Instructions to follow: Exactly reproduce the entries, dropping any pictures from your copy.

Extracts from a graphics dataset

====================

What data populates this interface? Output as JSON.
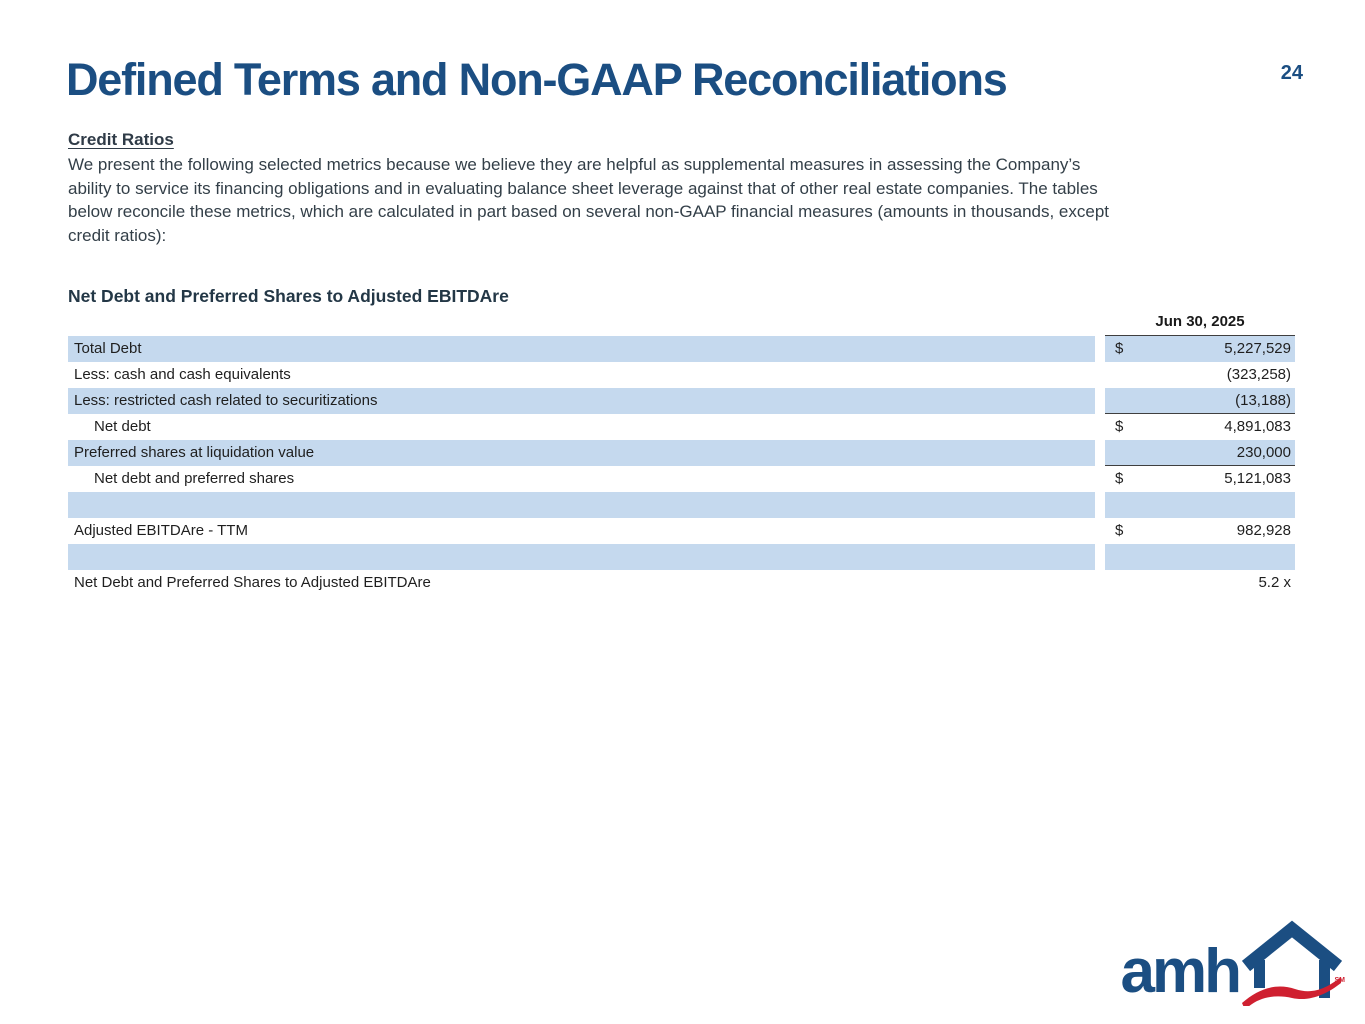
{
  "page": {
    "title": "Defined Terms and Non-GAAP Reconciliations",
    "page_number": "24"
  },
  "section": {
    "heading": "Credit Ratios",
    "body_lines": [
      "We present the following selected metrics because we believe they are helpful as supplemental measures in assessing the Company’s",
      "ability to service its financing obligations and in evaluating balance sheet leverage against that of other real estate companies. The tables",
      "below reconcile these metrics, which are calculated in part based on several non-GAAP financial measures (amounts in thousands, except",
      "credit ratios):"
    ]
  },
  "table": {
    "title": "Net Debt and Preferred Shares to Adjusted EBITDAre",
    "column_header": "Jun 30, 2025",
    "rows": [
      {
        "label": "Total Debt",
        "currency": "$",
        "value": "5,227,529",
        "shaded": true,
        "indent": false,
        "bottom_border": false
      },
      {
        "label": "Less: cash and cash equivalents",
        "currency": "",
        "value": "(323,258)",
        "shaded": false,
        "indent": false,
        "bottom_border": false
      },
      {
        "label": "Less: restricted cash related to securitizations",
        "currency": "",
        "value": "(13,188)",
        "shaded": true,
        "indent": false,
        "bottom_border": true
      },
      {
        "label": "Net debt",
        "currency": "$",
        "value": "4,891,083",
        "shaded": false,
        "indent": true,
        "bottom_border": false
      },
      {
        "label": "Preferred shares at liquidation value",
        "currency": "",
        "value": "230,000",
        "shaded": true,
        "indent": false,
        "bottom_border": true
      },
      {
        "label": "Net debt and preferred shares",
        "currency": "$",
        "value": "5,121,083",
        "shaded": false,
        "indent": true,
        "bottom_border": false
      },
      {
        "label": "",
        "currency": "",
        "value": "",
        "shaded": true,
        "indent": false,
        "bottom_border": false
      },
      {
        "label": "Adjusted EBITDAre - TTM",
        "currency": "$",
        "value": "982,928",
        "shaded": false,
        "indent": false,
        "bottom_border": false
      },
      {
        "label": "",
        "currency": "",
        "value": "",
        "shaded": true,
        "indent": false,
        "bottom_border": false
      },
      {
        "label": "Net Debt and Preferred Shares to Adjusted EBITDAre",
        "currency": "",
        "value": "5.2 x",
        "shaded": false,
        "indent": false,
        "bottom_border": false
      }
    ]
  },
  "logo": {
    "text": "amh",
    "service_mark": "SM"
  },
  "colors": {
    "brand_navy": "#1b4e82",
    "dark_text": "#333f48",
    "row_shade_blue": "#c5d9ee",
    "rule_dark": "#3f3f3f",
    "brand_red": "#cf2030"
  }
}
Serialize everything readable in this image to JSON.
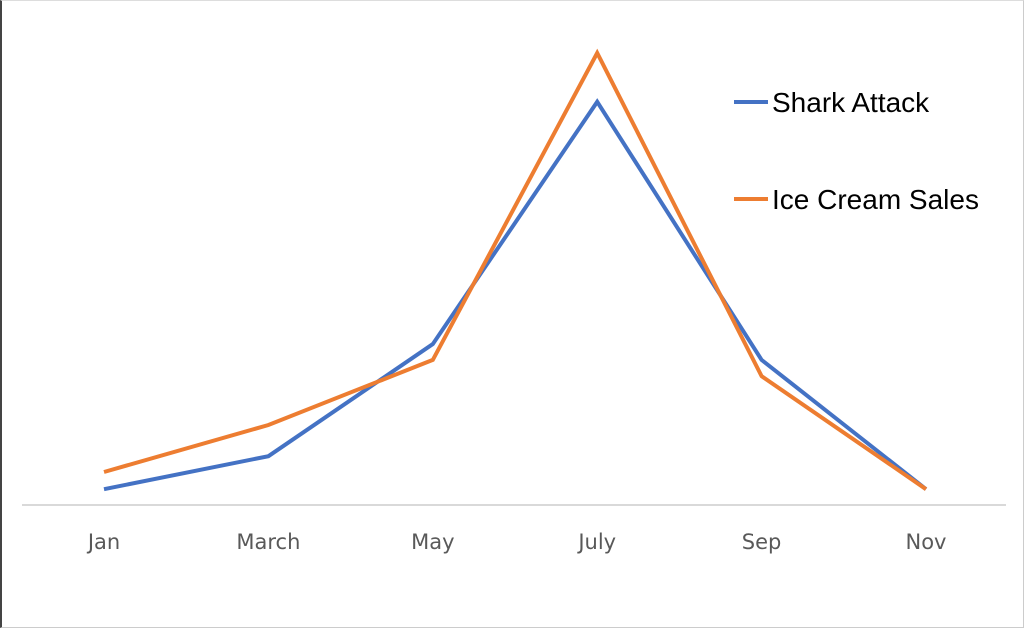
{
  "chart_data": {
    "type": "line",
    "title": "",
    "xlabel": "",
    "ylabel": "",
    "categories": [
      "Jan",
      "March",
      "May",
      "July",
      "Sep",
      "Nov"
    ],
    "ylim": [
      0,
      100
    ],
    "y_axis_shown": false,
    "grid": false,
    "legend_position": "top-right",
    "series": [
      {
        "name": "Shark Attack",
        "color": "#4472C4",
        "values": [
          3.5,
          10.8,
          35.6,
          89.2,
          32.1,
          3.5
        ]
      },
      {
        "name": "Ice Cream Sales",
        "color": "#ED7D31",
        "values": [
          7.3,
          17.7,
          32.1,
          100,
          28.5,
          3.5
        ]
      }
    ]
  }
}
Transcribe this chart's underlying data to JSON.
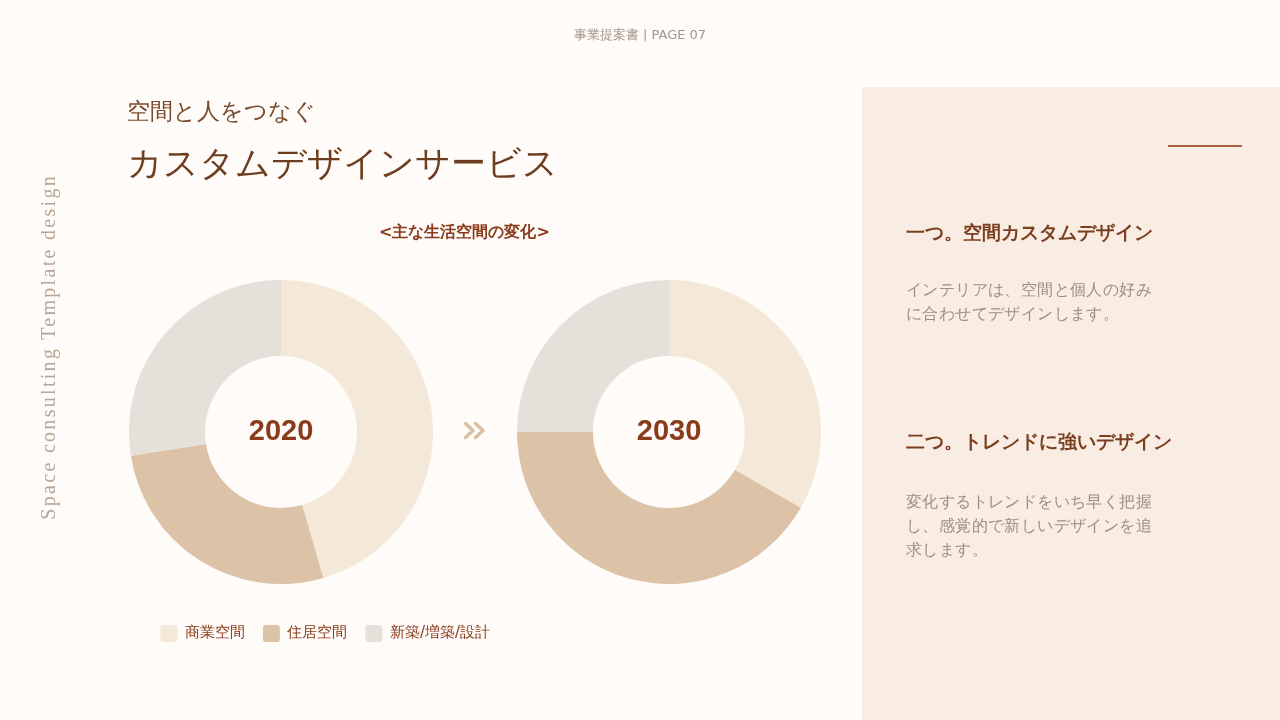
{
  "chart_data": [
    {
      "type": "other",
      "title": "カスタムデザインサービス",
      "subtitle": "空間と人をつなぐ",
      "annotations": [
        "事業提案書 | PAGE 07",
        "Space consulting Template design"
      ]
    },
    {
      "type": "donut",
      "title": "<主な生活空間の変化>",
      "categories": [
        "商業空間",
        "住居空間",
        "新築/増築/設計"
      ],
      "values": [
        45.5,
        27,
        27.5
      ],
      "colors": [
        "#f4e9d8",
        "#dcc3a8",
        "#e5e0da"
      ],
      "legend": "bottom right",
      "annotations": [
        "2020"
      ]
    },
    {
      "type": "donut",
      "categories": [
        null,
        null,
        null
      ],
      "values": [
        33.3,
        41.7,
        25
      ],
      "colors": [
        "#f4e9d8",
        "#dcc3a8",
        "#e5e0da"
      ],
      "legend": false,
      "annotations": [
        "2030"
      ]
    },
    {
      "type": "other",
      "annotations": [
        "一つ。空間カスタムデザイン",
        "インテリアは、空間と個人の好みに合わせてデザインします。",
        "二つ。トレンドに強いデザイン",
        "変化するトレンドをいち早く把握し、感覚的で新しいデザインを追求します。"
      ]
    }
  ]
}
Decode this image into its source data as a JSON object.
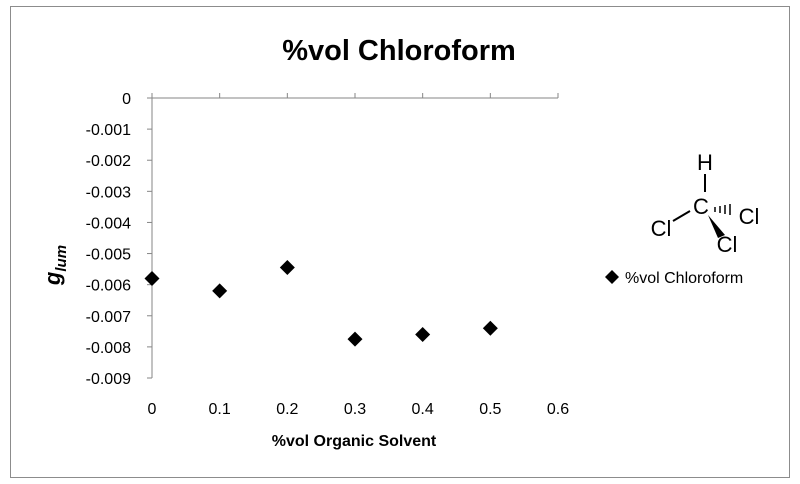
{
  "chart_data": {
    "type": "scatter",
    "title": "%vol Chloroform",
    "xlabel": "%vol Organic  Solvent",
    "ylabel_main": "g",
    "ylabel_sub": "lum",
    "xlim": [
      0,
      0.6
    ],
    "ylim": [
      -0.009,
      0
    ],
    "x_ticks": [
      "0",
      "0.1",
      "0.2",
      "0.3",
      "0.4",
      "0.5",
      "0.6"
    ],
    "y_ticks": [
      "0",
      "-0.001",
      "-0.002",
      "-0.003",
      "-0.004",
      "-0.005",
      "-0.006",
      "-0.007",
      "-0.008",
      "-0.009"
    ],
    "grid": false,
    "legend_position": "right",
    "series": [
      {
        "name": "%vol Chloroform",
        "marker": "diamond",
        "color": "#000000",
        "points": [
          {
            "x": 0.0,
            "y": -0.0058
          },
          {
            "x": 0.1,
            "y": -0.0062
          },
          {
            "x": 0.2,
            "y": -0.00545
          },
          {
            "x": 0.3,
            "y": -0.00775
          },
          {
            "x": 0.4,
            "y": -0.0076
          },
          {
            "x": 0.5,
            "y": -0.0074
          }
        ]
      }
    ]
  },
  "molecule": {
    "top": "H",
    "center": "C",
    "left": "Cl",
    "right": "Cl",
    "bottom": "Cl"
  }
}
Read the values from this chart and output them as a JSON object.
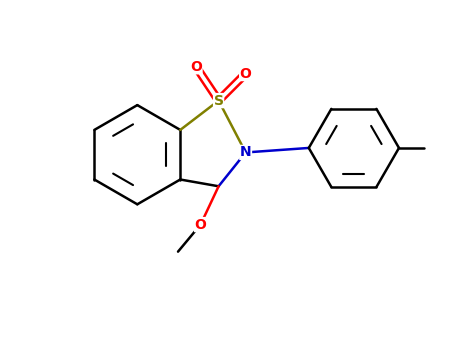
{
  "background_color": "#ffffff",
  "bond_color": "#000000",
  "sulfur_color": "#808000",
  "nitrogen_color": "#0000cd",
  "oxygen_color": "#ff0000",
  "carbon_color": "#000000",
  "fig_width": 4.55,
  "fig_height": 3.5,
  "dpi": 100,
  "xlim": [
    0,
    10
  ],
  "ylim": [
    0,
    7.7
  ]
}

====================

Response to the exercise:
What data populates this interface? Output as JSON.
{
  "page": {
    "title": "Defined Terms and Non-GAAP Reconciliations",
    "page_number": "24"
  },
  "section": {
    "heading": "Credit Ratios",
    "body_lines": [
      "We present the following selected metrics because we believe they are helpful as supplemental measures in assessing the Company’s",
      "ability to service its financing obligations and in evaluating balance sheet leverage against that of other real estate companies. The tables",
      "below reconcile these metrics, which are calculated in part based on several non-GAAP financial measures (amounts in thousands, except",
      "credit ratios):"
    ]
  },
  "table": {
    "title": "Net Debt and Preferred Shares to Adjusted EBITDAre",
    "column_header": "Jun 30, 2025",
    "rows": [
      {
        "label": "Total Debt",
        "currency": "$",
        "value": "5,227,529",
        "shaded": true,
        "indent": false,
        "bottom_border": false
      },
      {
        "label": "Less: cash and cash equivalents",
        "currency": "",
        "value": "(323,258)",
        "shaded": false,
        "indent": false,
        "bottom_border": false
      },
      {
        "label": "Less: restricted cash related to securitizations",
        "currency": "",
        "value": "(13,188)",
        "shaded": true,
        "indent": false,
        "bottom_border": true
      },
      {
        "label": "Net debt",
        "currency": "$",
        "value": "4,891,083",
        "shaded": false,
        "indent": true,
        "bottom_border": false
      },
      {
        "label": "Preferred shares at liquidation value",
        "currency": "",
        "value": "230,000",
        "shaded": true,
        "indent": false,
        "bottom_border": true
      },
      {
        "label": "Net debt and preferred shares",
        "currency": "$",
        "value": "5,121,083",
        "shaded": false,
        "indent": true,
        "bottom_border": false
      },
      {
        "label": "",
        "currency": "",
        "value": "",
        "shaded": true,
        "indent": false,
        "bottom_border": false
      },
      {
        "label": "Adjusted EBITDAre - TTM",
        "currency": "$",
        "value": "982,928",
        "shaded": false,
        "indent": false,
        "bottom_border": false
      },
      {
        "label": "",
        "currency": "",
        "value": "",
        "shaded": true,
        "indent": false,
        "bottom_border": false
      },
      {
        "label": "Net Debt and Preferred Shares to Adjusted EBITDAre",
        "currency": "",
        "value": "5.2 x",
        "shaded": false,
        "indent": false,
        "bottom_border": false
      }
    ]
  },
  "logo": {
    "text": "amh",
    "service_mark": "SM"
  },
  "colors": {
    "brand_navy": "#1b4e82",
    "dark_text": "#333f48",
    "row_shade_blue": "#c5d9ee",
    "rule_dark": "#3f3f3f",
    "brand_red": "#cf2030"
  }
}
Serialize everything readable in this image to JSON.
{
  "chart_data": {
    "type": "line",
    "title": "",
    "xlabel": "",
    "ylabel": "",
    "categories": [
      "Jan",
      "March",
      "May",
      "July",
      "Sep",
      "Nov"
    ],
    "ylim": [
      0,
      100
    ],
    "y_axis_shown": false,
    "grid": false,
    "legend_position": "top-right",
    "series": [
      {
        "name": "Shark Attack",
        "color": "#4472C4",
        "values": [
          3.5,
          10.8,
          35.6,
          89.2,
          32.1,
          3.5
        ]
      },
      {
        "name": "Ice Cream Sales",
        "color": "#ED7D31",
        "values": [
          7.3,
          17.7,
          32.1,
          100,
          28.5,
          3.5
        ]
      }
    ]
  }
}
Transcribe this chart's underlying data to JSON.
{
  "chart_data": [
    {
      "type": "other",
      "title": "カスタムデザインサービス",
      "subtitle": "空間と人をつなぐ",
      "annotations": [
        "事業提案書 | PAGE 07",
        "Space consulting Template design"
      ]
    },
    {
      "type": "donut",
      "title": "<主な生活空間の変化>",
      "categories": [
        "商業空間",
        "住居空間",
        "新築/増築/設計"
      ],
      "values": [
        45.5,
        27,
        27.5
      ],
      "colors": [
        "#f4e9d8",
        "#dcc3a8",
        "#e5e0da"
      ],
      "legend": "bottom right",
      "annotations": [
        "2020"
      ]
    },
    {
      "type": "donut",
      "categories": [
        null,
        null,
        null
      ],
      "values": [
        33.3,
        41.7,
        25
      ],
      "colors": [
        "#f4e9d8",
        "#dcc3a8",
        "#e5e0da"
      ],
      "legend": false,
      "annotations": [
        "2030"
      ]
    },
    {
      "type": "other",
      "annotations": [
        "一つ。空間カスタムデザイン",
        "インテリアは、空間と個人の好みに合わせてデザインします。",
        "二つ。トレンドに強いデザイン",
        "変化するトレンドをいち早く把握し、感覚的で新しいデザインを追求します。"
      ]
    }
  ]
}
Decode this image into its source data as a JSON object.
{
  "chart_data": {
    "type": "scatter",
    "title": "%vol Chloroform",
    "xlabel": "%vol Organic  Solvent",
    "ylabel_main": "g",
    "ylabel_sub": "lum",
    "xlim": [
      0,
      0.6
    ],
    "ylim": [
      -0.009,
      0
    ],
    "x_ticks": [
      "0",
      "0.1",
      "0.2",
      "0.3",
      "0.4",
      "0.5",
      "0.6"
    ],
    "y_ticks": [
      "0",
      "-0.001",
      "-0.002",
      "-0.003",
      "-0.004",
      "-0.005",
      "-0.006",
      "-0.007",
      "-0.008",
      "-0.009"
    ],
    "grid": false,
    "legend_position": "right",
    "series": [
      {
        "name": "%vol Chloroform",
        "marker": "diamond",
        "color": "#000000",
        "points": [
          {
            "x": 0.0,
            "y": -0.0058
          },
          {
            "x": 0.1,
            "y": -0.0062
          },
          {
            "x": 0.2,
            "y": -0.00545
          },
          {
            "x": 0.3,
            "y": -0.00775
          },
          {
            "x": 0.4,
            "y": -0.0076
          },
          {
            "x": 0.5,
            "y": -0.0074
          }
        ]
      }
    ]
  },
  "molecule": {
    "top": "H",
    "center": "C",
    "left": "Cl",
    "right": "Cl",
    "bottom": "Cl"
  }
}
Read the values from this chart and output them as a JSON object.
{
  "background_color": "#ffffff",
  "bond_color": "#000000",
  "sulfur_color": "#808000",
  "nitrogen_color": "#0000cd",
  "oxygen_color": "#ff0000",
  "carbon_color": "#000000",
  "fig_width": 4.55,
  "fig_height": 3.5,
  "dpi": 100,
  "xlim": [
    0,
    10
  ],
  "ylim": [
    0,
    7.7
  ]
}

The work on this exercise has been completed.